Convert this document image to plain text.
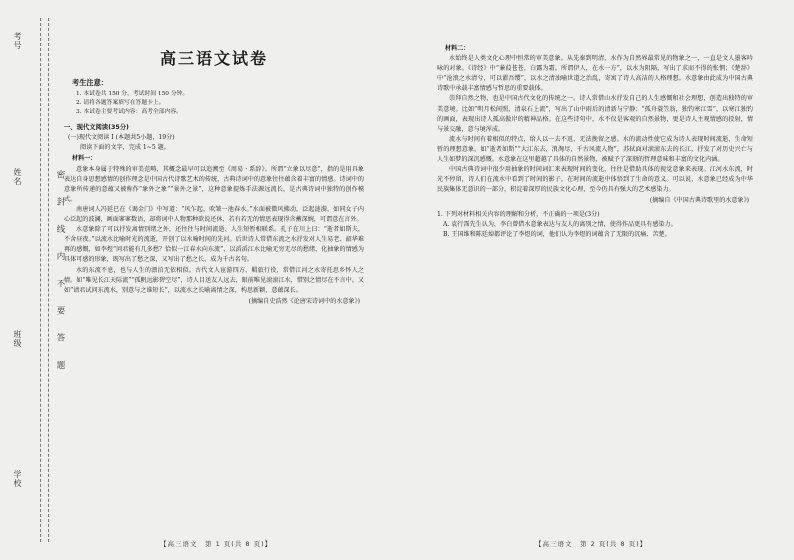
考号
姓名
班级
学校
密 封 线 内 不 要 答 题
高三语文试卷
考生注意：
1. 本试卷共 150 分，考试时间 150 分钟。
2. 请将各题答案填写在答题卡上。
3. 本试卷主要考试内容：高考全部内容。
一、现代文阅读(35分)
(一)现代文阅读 I (本题共5小题，19分)
阅读下面的文字，完成 1~5 题。
材料一：

意象本身属于特殊的审美范畴，其概念最早可以追溯至《周易 · 系辞》。所谓“立象以尽意”，指的是用具象表达自身思想感情的创作理念是中国古代诗歌艺术的传统，古典诗词中的意象往往蕴含着丰富的情感。诗词中的意象所传递的意蕴又被称作“象外之象”“景外之景”，这种意象提炼手法源远流长，是古典诗词中独特的创作模式。

南唐词人冯延巳在《谒金门》中写道：“风乍起，吹皱一池春水。”水面被微风拂动，泛起涟漪，如同女子内心泛起的波澜，画面寥寥数语，却将词中人物那种欲说还休、若有若无的情思表现得含蓄深婉，可谓意在言外。

水意象除了可以抒发离情别绪之外，还往往与时间流逝、人生短暂相联系。孔子在川上曰：“逝者如斯夫，不舍昼夜。”以流水比喻时光的流逝，开创了以水喻时间的先河。后世诗人常借东流之水抒发对人生易老、韶华难再的感慨，如李煜“问君能有几多愁？恰似一江春水向东流”，以滔滔江水比喻无穷无尽的愁绪，化抽象的情感为具体可感的形象，既写出了愁之深，又写出了愁之长，成为千古名句。

水的东流不息，也与人生的漂泊无依相似。古代文人宦游四方、羁旅行役，常借江河之水寄托思乡怀人之情。如“唯见长江天际流”“孤帆远影碧空尽”，诗人目送友人远去，眼前唯见滚滚江水，惜别之情尽在不言中。又如“请君试问东流水，别意与之谁短长”，以流水之长喻离情之深，构思新颖，意蕴深长。

(摘编自史浩然《论唐宋诗词中的水意象》)
【高三语文　第 1 页(共 8 页)】
材料二：

水始终是人类文化心理中恒常的审美意象。从先秦到明清，水作为自然界最常见的物象之一，一直是文人墨客吟咏的对象。《诗经》中“蒹葭苍苍，白露为霜。所谓伊人，在水一方”，以水为阻隔，写出了求而不得的怅惘；《楚辞》中“沧浪之水清兮，可以濯吾缨”，以水之清浊喻世道之治乱，寄寓了诗人高洁的人格理想。水意象由此成为中国古典诗歌中承载丰富情感与哲思的重要载体。

崇拜自然之物，也是中国古代文化的传统之一。诗人常借山水抒发自己的人生感慨和社会理想，创造出独特的审美意境。比如“明月松间照，清泉石上流”，写出了山中雨后的清新与宁静；“孤舟蓑笠翁，独钓寒江雪”，以寒江独钓的画面，表现出诗人孤高傲岸的精神品格。在这些诗句中，水不仅是客观的自然景物，更是诗人主观情感的投射，情与景交融，意与境浑成。

流水与时间有着相似的特点，给人以一去不返、无法挽留之感。水的流动性使它成为诗人表现时间流逝、生命短暂的理想意象。如“逝者如斯”“大江东去，浪淘尽，千古风流人物”，苏轼面对滚滚东去的长江，抒发了对历史兴亡与人生如梦的深沉感慨。水意象在这里超越了具体的自然景物，被赋予了深刻的哲理意味和丰富的文化内涵。

中国古典诗词中很少用抽象的时间词汇来表现时间的变化，往往是借助具体的视觉意象来表现。江河水东流，时光不停留，诗人们在流水中看到了时间的影子，在时间的流逝中体悟到了生命的意义。可以说，水意象已经成为中华民族集体无意识的一部分，积淀着深厚的民族文化心理，至今仍具有强大的艺术感染力。

(摘编自《中国古典诗歌里的水意象》)
1. 下列对材料相关内容的理解和分析，不正确的一项是(3分)
A. 袁行霈先生认为，李白曾借水意象表达与友人的离别之情，使得作品更具有感染力。
B. 王国维和陈廷焯都评论了李煜的词，他们认为李煜的词蕴含了无限的沉痛、苦楚。
【高三语文　第 2 页(共 8 页)】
---------------
> EXERCISE OBJECTIVE:
Copy out all the data exactly; skip the pictures.

> SOLUTION:
Convert this document image to plain text.
考号
姓名
班级
学校
密 封 线 内 不 要 答 题
高三语文试卷
考生注意：
1. 本试卷共 150 分，考试时间 150 分钟。
2. 请将各题答案填写在答题卡上。
3. 本试卷主要考试内容：高考全部内容。
一、现代文阅读(35分)
(一)现代文阅读 I (本题共5小题，19分)
阅读下面的文字，完成 1~5 题。
材料一：

意象本身属于特殊的审美范畴，其概念最早可以追溯至《周易 · 系辞》。所谓“立象以尽意”，指的是用具象表达自身思想感情的创作理念是中国古代诗歌艺术的传统，古典诗词中的意象往往蕴含着丰富的情感。诗词中的意象所传递的意蕴又被称作“象外之象”“景外之景”，这种意象提炼手法源远流长，是古典诗词中独特的创作模式。

南唐词人冯延巳在《谒金门》中写道：“风乍起，吹皱一池春水。”水面被微风拂动，泛起涟漪，如同女子内心泛起的波澜，画面寥寥数语，却将词中人物那种欲说还休、若有若无的情思表现得含蓄深婉，可谓意在言外。

水意象除了可以抒发离情别绪之外，还往往与时间流逝、人生短暂相联系。孔子在川上曰：“逝者如斯夫，不舍昼夜。”以流水比喻时光的流逝，开创了以水喻时间的先河。后世诗人常借东流之水抒发对人生易老、韶华难再的感慨，如李煜“问君能有几多愁？恰似一江春水向东流”，以滔滔江水比喻无穷无尽的愁绪，化抽象的情感为具体可感的形象，既写出了愁之深，又写出了愁之长，成为千古名句。

水的东流不息，也与人生的漂泊无依相似。古代文人宦游四方、羁旅行役，常借江河之水寄托思乡怀人之情。如“唯见长江天际流”“孤帆远影碧空尽”，诗人目送友人远去，眼前唯见滚滚江水，惜别之情尽在不言中。又如“请君试问东流水，别意与之谁短长”，以流水之长喻离情之深，构思新颖，意蕴深长。

(摘编自史浩然《论唐宋诗词中的水意象》)
【高三语文　第 1 页(共 8 页)】
材料二：

水始终是人类文化心理中恒常的审美意象。从先秦到明清，水作为自然界最常见的物象之一，一直是文人墨客吟咏的对象。《诗经》中“蒹葭苍苍，白露为霜。所谓伊人，在水一方”，以水为阻隔，写出了求而不得的怅惘；《楚辞》中“沧浪之水清兮，可以濯吾缨”，以水之清浊喻世道之治乱，寄寓了诗人高洁的人格理想。水意象由此成为中国古典诗歌中承载丰富情感与哲思的重要载体。

崇拜自然之物，也是中国古代文化的传统之一。诗人常借山水抒发自己的人生感慨和社会理想，创造出独特的审美意境。比如“明月松间照，清泉石上流”，写出了山中雨后的清新与宁静；“孤舟蓑笠翁，独钓寒江雪”，以寒江独钓的画面，表现出诗人孤高傲岸的精神品格。在这些诗句中，水不仅是客观的自然景物，更是诗人主观情感的投射，情与景交融，意与境浑成。

流水与时间有着相似的特点，给人以一去不返、无法挽留之感。水的流动性使它成为诗人表现时间流逝、生命短暂的理想意象。如“逝者如斯”“大江东去，浪淘尽，千古风流人物”，苏轼面对滚滚东去的长江，抒发了对历史兴亡与人生如梦的深沉感慨。水意象在这里超越了具体的自然景物，被赋予了深刻的哲理意味和丰富的文化内涵。

中国古典诗词中很少用抽象的时间词汇来表现时间的变化，往往是借助具体的视觉意象来表现。江河水东流，时光不停留，诗人们在流水中看到了时间的影子，在时间的流逝中体悟到了生命的意义。可以说，水意象已经成为中华民族集体无意识的一部分，积淀着深厚的民族文化心理，至今仍具有强大的艺术感染力。

(摘编自《中国古典诗歌里的水意象》)
1. 下列对材料相关内容的理解和分析，不正确的一项是(3分)
A. 袁行霈先生认为，李白曾借水意象表达与友人的离别之情，使得作品更具有感染力。
B. 王国维和陈廷焯都评论了李煜的词，他们认为李煜的词蕴含了无限的沉痛、苦楚。
【高三语文　第 2 页(共 8 页)】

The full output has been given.